• SHORT EXERCISE: In the data below, find every line that has the string "フォロー", and copy it.

• EXTRACTED MATERIAL:

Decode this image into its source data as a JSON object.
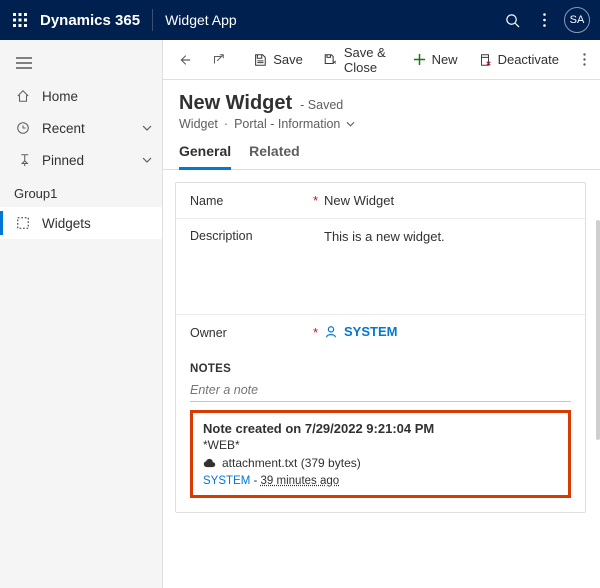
{
  "topbar": {
    "brand": "Dynamics 365",
    "app": "Widget App",
    "avatar": "SA"
  },
  "sidebar": {
    "home": "Home",
    "recent": "Recent",
    "pinned": "Pinned",
    "group": "Group1",
    "widgets": "Widgets"
  },
  "cmdbar": {
    "save": "Save",
    "save_close": "Save & Close",
    "new": "New",
    "deactivate": "Deactivate"
  },
  "header": {
    "title": "New Widget",
    "status": "- Saved",
    "crumb_entity": "Widget",
    "crumb_form": "Portal - Information"
  },
  "tabs": {
    "general": "General",
    "related": "Related"
  },
  "fields": {
    "name_label": "Name",
    "name_value": "New Widget",
    "desc_label": "Description",
    "desc_value": "This is a new widget.",
    "owner_label": "Owner",
    "owner_value": "SYSTEM"
  },
  "notes": {
    "header": "NOTES",
    "placeholder": "Enter a note",
    "title": "Note created on 7/29/2022 9:21:04 PM",
    "source": "*WEB*",
    "attachment": "attachment.txt (379 bytes)",
    "meta_user": "SYSTEM",
    "meta_sep": " - ",
    "meta_ago": "39 minutes ago"
  }
}
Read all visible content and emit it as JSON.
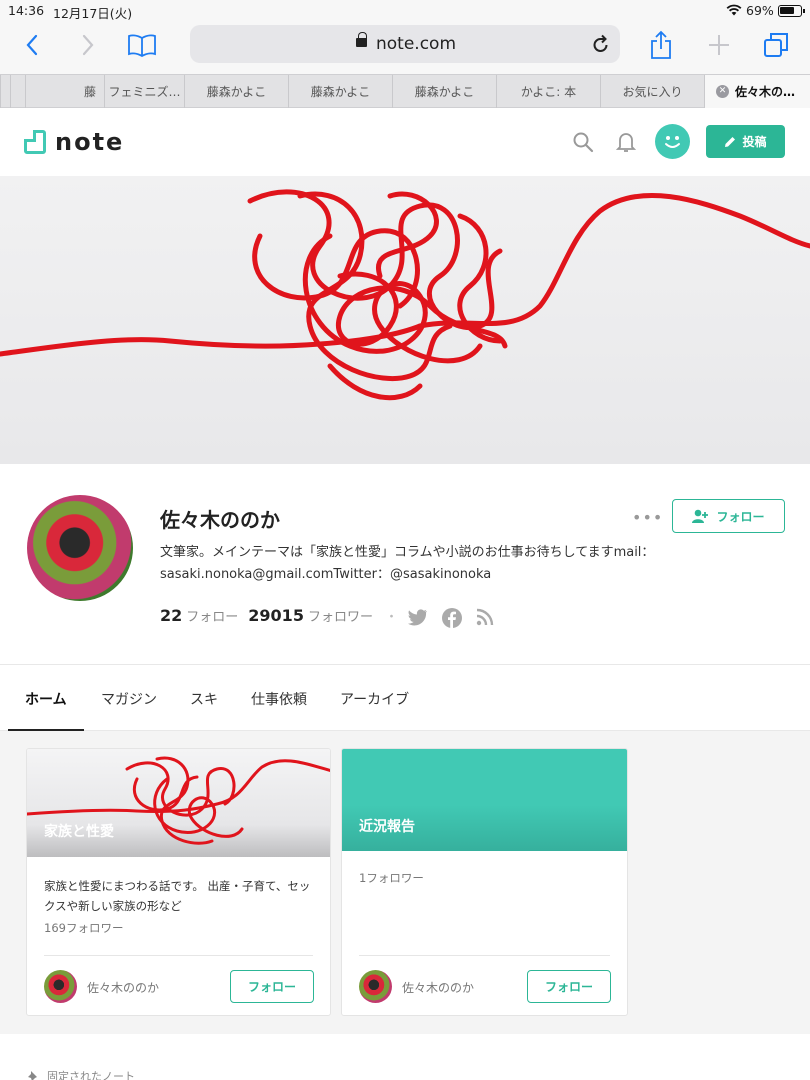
{
  "status_bar": {
    "time": "14:36",
    "date": "12月17日(火)",
    "battery": "69%"
  },
  "browser": {
    "url": "note.com",
    "tabs": [
      {
        "label": "藤"
      },
      {
        "label": "フェミニズ…"
      },
      {
        "label": "藤森かよこ"
      },
      {
        "label": "藤森かよこ"
      },
      {
        "label": "藤森かよこ"
      },
      {
        "label": "かよこ: 本"
      },
      {
        "label": "お気に入り"
      },
      {
        "label": "佐々木の…",
        "active": true
      }
    ]
  },
  "header": {
    "logo": "note",
    "post_label": "投稿"
  },
  "profile": {
    "name": "佐々木ののか",
    "follow_label": "フォロー",
    "bio_line1": "文筆家。メインテーマは「家族と性愛」コラムや小説のお仕事お待ちしてますmail：",
    "bio_line2": "sasaki.nonoka@gmail.comTwitter：@sasakinonoka",
    "following_count": "22",
    "following_label": "フォロー",
    "followers_count": "29015",
    "followers_label": "フォロワー",
    "separator": "・"
  },
  "nav_tabs": [
    {
      "label": "ホーム",
      "active": true
    },
    {
      "label": "マガジン"
    },
    {
      "label": "スキ"
    },
    {
      "label": "仕事依頼"
    },
    {
      "label": "アーカイブ"
    }
  ],
  "magazines": [
    {
      "title": "家族と性愛",
      "description": "家族と性愛にまつわる話です。 出産・子育て、セックスや新しい家族の形など",
      "followers": "169フォロワー",
      "author": "佐々木ののか",
      "follow_label": "フォロー"
    },
    {
      "title": "近況報告",
      "description": "",
      "followers": "1フォロワー",
      "author": "佐々木ののか",
      "follow_label": "フォロー"
    }
  ],
  "pinned_label": "固定されたノート",
  "colors": {
    "brand": "#2cb696",
    "accent": "#41c9b4",
    "yarn": "#e0141c"
  },
  "icons": [
    "back-icon",
    "forward-icon",
    "bookmarks-icon",
    "lock-icon",
    "reload-icon",
    "share-icon",
    "new-tab-icon",
    "tabs-icon",
    "search-icon",
    "bell-icon",
    "pencil-icon",
    "more-icon",
    "add-user-icon",
    "twitter-icon",
    "facebook-icon",
    "rss-icon",
    "pin-icon"
  ]
}
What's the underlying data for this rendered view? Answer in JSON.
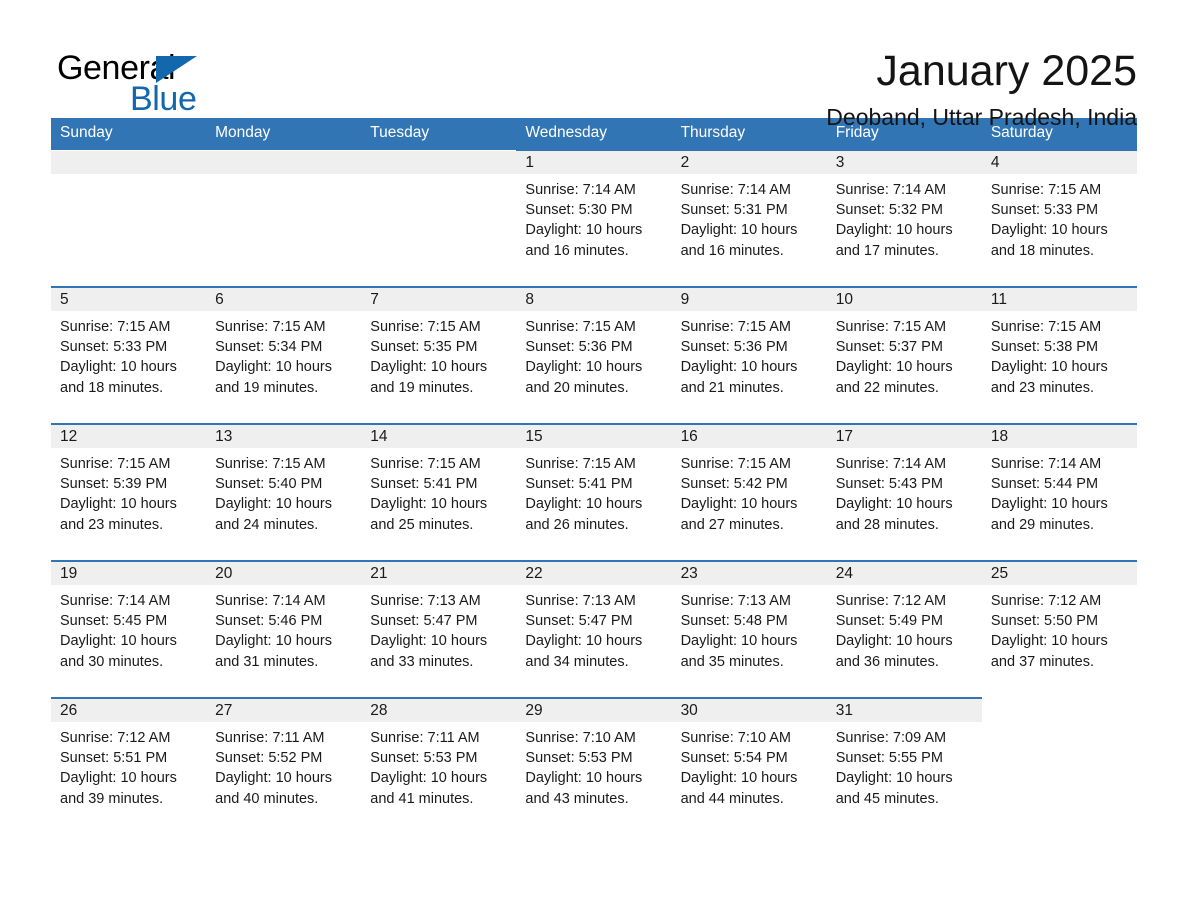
{
  "brand": {
    "name_part1": "General",
    "name_part2": "Blue",
    "triangle_color": "#1267ad"
  },
  "header": {
    "month_title": "January 2025",
    "location": "Deoband, Uttar Pradesh, India",
    "accent_color": "#3275b4"
  },
  "calendar": {
    "weekday_headers": [
      "Sunday",
      "Monday",
      "Tuesday",
      "Wednesday",
      "Thursday",
      "Friday",
      "Saturday"
    ],
    "weeks": [
      [
        {
          "day": "",
          "empty": true
        },
        {
          "day": "",
          "empty": true
        },
        {
          "day": "",
          "empty": true
        },
        {
          "day": "1",
          "sunrise": "Sunrise: 7:14 AM",
          "sunset": "Sunset: 5:30 PM",
          "daylight_line1": "Daylight: 10 hours",
          "daylight_line2": "and 16 minutes."
        },
        {
          "day": "2",
          "sunrise": "Sunrise: 7:14 AM",
          "sunset": "Sunset: 5:31 PM",
          "daylight_line1": "Daylight: 10 hours",
          "daylight_line2": "and 16 minutes."
        },
        {
          "day": "3",
          "sunrise": "Sunrise: 7:14 AM",
          "sunset": "Sunset: 5:32 PM",
          "daylight_line1": "Daylight: 10 hours",
          "daylight_line2": "and 17 minutes."
        },
        {
          "day": "4",
          "sunrise": "Sunrise: 7:15 AM",
          "sunset": "Sunset: 5:33 PM",
          "daylight_line1": "Daylight: 10 hours",
          "daylight_line2": "and 18 minutes."
        }
      ],
      [
        {
          "day": "5",
          "sunrise": "Sunrise: 7:15 AM",
          "sunset": "Sunset: 5:33 PM",
          "daylight_line1": "Daylight: 10 hours",
          "daylight_line2": "and 18 minutes."
        },
        {
          "day": "6",
          "sunrise": "Sunrise: 7:15 AM",
          "sunset": "Sunset: 5:34 PM",
          "daylight_line1": "Daylight: 10 hours",
          "daylight_line2": "and 19 minutes."
        },
        {
          "day": "7",
          "sunrise": "Sunrise: 7:15 AM",
          "sunset": "Sunset: 5:35 PM",
          "daylight_line1": "Daylight: 10 hours",
          "daylight_line2": "and 19 minutes."
        },
        {
          "day": "8",
          "sunrise": "Sunrise: 7:15 AM",
          "sunset": "Sunset: 5:36 PM",
          "daylight_line1": "Daylight: 10 hours",
          "daylight_line2": "and 20 minutes."
        },
        {
          "day": "9",
          "sunrise": "Sunrise: 7:15 AM",
          "sunset": "Sunset: 5:36 PM",
          "daylight_line1": "Daylight: 10 hours",
          "daylight_line2": "and 21 minutes."
        },
        {
          "day": "10",
          "sunrise": "Sunrise: 7:15 AM",
          "sunset": "Sunset: 5:37 PM",
          "daylight_line1": "Daylight: 10 hours",
          "daylight_line2": "and 22 minutes."
        },
        {
          "day": "11",
          "sunrise": "Sunrise: 7:15 AM",
          "sunset": "Sunset: 5:38 PM",
          "daylight_line1": "Daylight: 10 hours",
          "daylight_line2": "and 23 minutes."
        }
      ],
      [
        {
          "day": "12",
          "sunrise": "Sunrise: 7:15 AM",
          "sunset": "Sunset: 5:39 PM",
          "daylight_line1": "Daylight: 10 hours",
          "daylight_line2": "and 23 minutes."
        },
        {
          "day": "13",
          "sunrise": "Sunrise: 7:15 AM",
          "sunset": "Sunset: 5:40 PM",
          "daylight_line1": "Daylight: 10 hours",
          "daylight_line2": "and 24 minutes."
        },
        {
          "day": "14",
          "sunrise": "Sunrise: 7:15 AM",
          "sunset": "Sunset: 5:41 PM",
          "daylight_line1": "Daylight: 10 hours",
          "daylight_line2": "and 25 minutes."
        },
        {
          "day": "15",
          "sunrise": "Sunrise: 7:15 AM",
          "sunset": "Sunset: 5:41 PM",
          "daylight_line1": "Daylight: 10 hours",
          "daylight_line2": "and 26 minutes."
        },
        {
          "day": "16",
          "sunrise": "Sunrise: 7:15 AM",
          "sunset": "Sunset: 5:42 PM",
          "daylight_line1": "Daylight: 10 hours",
          "daylight_line2": "and 27 minutes."
        },
        {
          "day": "17",
          "sunrise": "Sunrise: 7:14 AM",
          "sunset": "Sunset: 5:43 PM",
          "daylight_line1": "Daylight: 10 hours",
          "daylight_line2": "and 28 minutes."
        },
        {
          "day": "18",
          "sunrise": "Sunrise: 7:14 AM",
          "sunset": "Sunset: 5:44 PM",
          "daylight_line1": "Daylight: 10 hours",
          "daylight_line2": "and 29 minutes."
        }
      ],
      [
        {
          "day": "19",
          "sunrise": "Sunrise: 7:14 AM",
          "sunset": "Sunset: 5:45 PM",
          "daylight_line1": "Daylight: 10 hours",
          "daylight_line2": "and 30 minutes."
        },
        {
          "day": "20",
          "sunrise": "Sunrise: 7:14 AM",
          "sunset": "Sunset: 5:46 PM",
          "daylight_line1": "Daylight: 10 hours",
          "daylight_line2": "and 31 minutes."
        },
        {
          "day": "21",
          "sunrise": "Sunrise: 7:13 AM",
          "sunset": "Sunset: 5:47 PM",
          "daylight_line1": "Daylight: 10 hours",
          "daylight_line2": "and 33 minutes."
        },
        {
          "day": "22",
          "sunrise": "Sunrise: 7:13 AM",
          "sunset": "Sunset: 5:47 PM",
          "daylight_line1": "Daylight: 10 hours",
          "daylight_line2": "and 34 minutes."
        },
        {
          "day": "23",
          "sunrise": "Sunrise: 7:13 AM",
          "sunset": "Sunset: 5:48 PM",
          "daylight_line1": "Daylight: 10 hours",
          "daylight_line2": "and 35 minutes."
        },
        {
          "day": "24",
          "sunrise": "Sunrise: 7:12 AM",
          "sunset": "Sunset: 5:49 PM",
          "daylight_line1": "Daylight: 10 hours",
          "daylight_line2": "and 36 minutes."
        },
        {
          "day": "25",
          "sunrise": "Sunrise: 7:12 AM",
          "sunset": "Sunset: 5:50 PM",
          "daylight_line1": "Daylight: 10 hours",
          "daylight_line2": "and 37 minutes."
        }
      ],
      [
        {
          "day": "26",
          "sunrise": "Sunrise: 7:12 AM",
          "sunset": "Sunset: 5:51 PM",
          "daylight_line1": "Daylight: 10 hours",
          "daylight_line2": "and 39 minutes."
        },
        {
          "day": "27",
          "sunrise": "Sunrise: 7:11 AM",
          "sunset": "Sunset: 5:52 PM",
          "daylight_line1": "Daylight: 10 hours",
          "daylight_line2": "and 40 minutes."
        },
        {
          "day": "28",
          "sunrise": "Sunrise: 7:11 AM",
          "sunset": "Sunset: 5:53 PM",
          "daylight_line1": "Daylight: 10 hours",
          "daylight_line2": "and 41 minutes."
        },
        {
          "day": "29",
          "sunrise": "Sunrise: 7:10 AM",
          "sunset": "Sunset: 5:53 PM",
          "daylight_line1": "Daylight: 10 hours",
          "daylight_line2": "and 43 minutes."
        },
        {
          "day": "30",
          "sunrise": "Sunrise: 7:10 AM",
          "sunset": "Sunset: 5:54 PM",
          "daylight_line1": "Daylight: 10 hours",
          "daylight_line2": "and 44 minutes."
        },
        {
          "day": "31",
          "sunrise": "Sunrise: 7:09 AM",
          "sunset": "Sunset: 5:55 PM",
          "daylight_line1": "Daylight: 10 hours",
          "daylight_line2": "and 45 minutes."
        },
        {
          "day": "",
          "trailing": true
        }
      ]
    ]
  }
}
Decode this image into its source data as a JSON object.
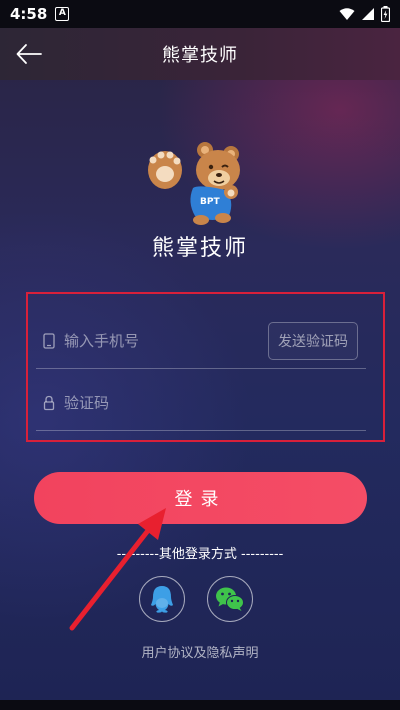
{
  "status_bar": {
    "time": "4:58",
    "notification": "A"
  },
  "app_bar": {
    "title": "熊掌技师"
  },
  "logo": {
    "badge_text": "BPT",
    "app_name": "熊掌技师"
  },
  "form": {
    "phone_placeholder": "输入手机号",
    "send_code_label": "发送验证码",
    "code_placeholder": "验证码"
  },
  "login_label": "登录",
  "other_login_text": "---------其他登录方式 ---------",
  "social": [
    {
      "name": "qq-icon"
    },
    {
      "name": "wechat-icon"
    }
  ],
  "agreement_text": "用户协议及隐私声明",
  "colors": {
    "accent": "#f2435e",
    "annotation": "#e8202f",
    "wechat": "#3fc34b",
    "qq": "#3d9fe6"
  }
}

• TASK SOLUTION:
    "follow_label": "フォロー",
    "following_label": "フォロー",
      "follow_label": "フォロー"
      "follow_label": "フォロー"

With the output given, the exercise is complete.